Directive: Find every line of the listing below where "FISA" appears, and copy it.
● ● ● ●
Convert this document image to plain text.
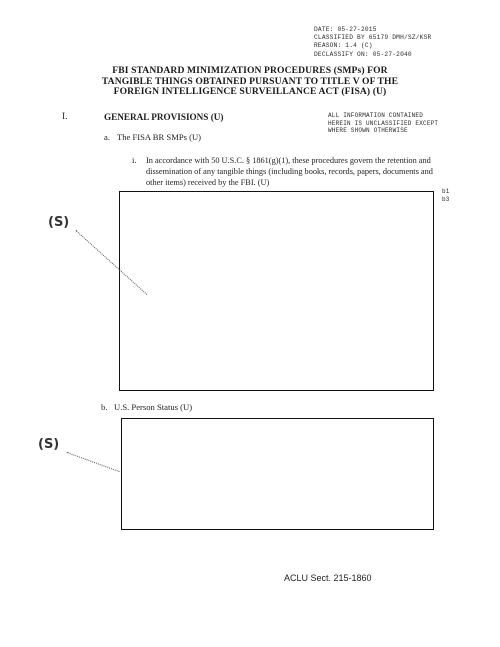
DATE: 05-27-2015
CLASSIFIED BY 65179 DMH/SZ/KSR
REASON: 1.4 (C)
DECLASSIFY ON: 05-27-2040
FBI STANDARD MINIMIZATION PROCEDURES (SMPs) FOR
TANGIBLE THINGS OBTAINED PURSUANT TO TITLE V OF THE
FOREIGN INTELLIGENCE SURVEILLANCE ACT (FISA) (U)
I.	GENERAL PROVISIONS (U)	ALL INFORMATION CONTAINED
HEREIN IS UNCLASSIFIED EXCEPT
WHERE SHOWN OTHERWISE
a. The FISA BR SMPs (U)
i. In accordance with 50 U.S.C. § 1861(g)(1), these procedures govern the retention and dissemination of any tangible things (including books, records, papers, documents and other items) received by the FBI. (U)
b1
b3
(S)
b. U.S. Person Status (U)
(S)
ACLU Sect. 215-1860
● ● ● ●
Answer to the exercise:
FOREIGN INTELLIGENCE SURVEILLANCE ACT (FISA) (U)
a. The FISA BR SMPs (U)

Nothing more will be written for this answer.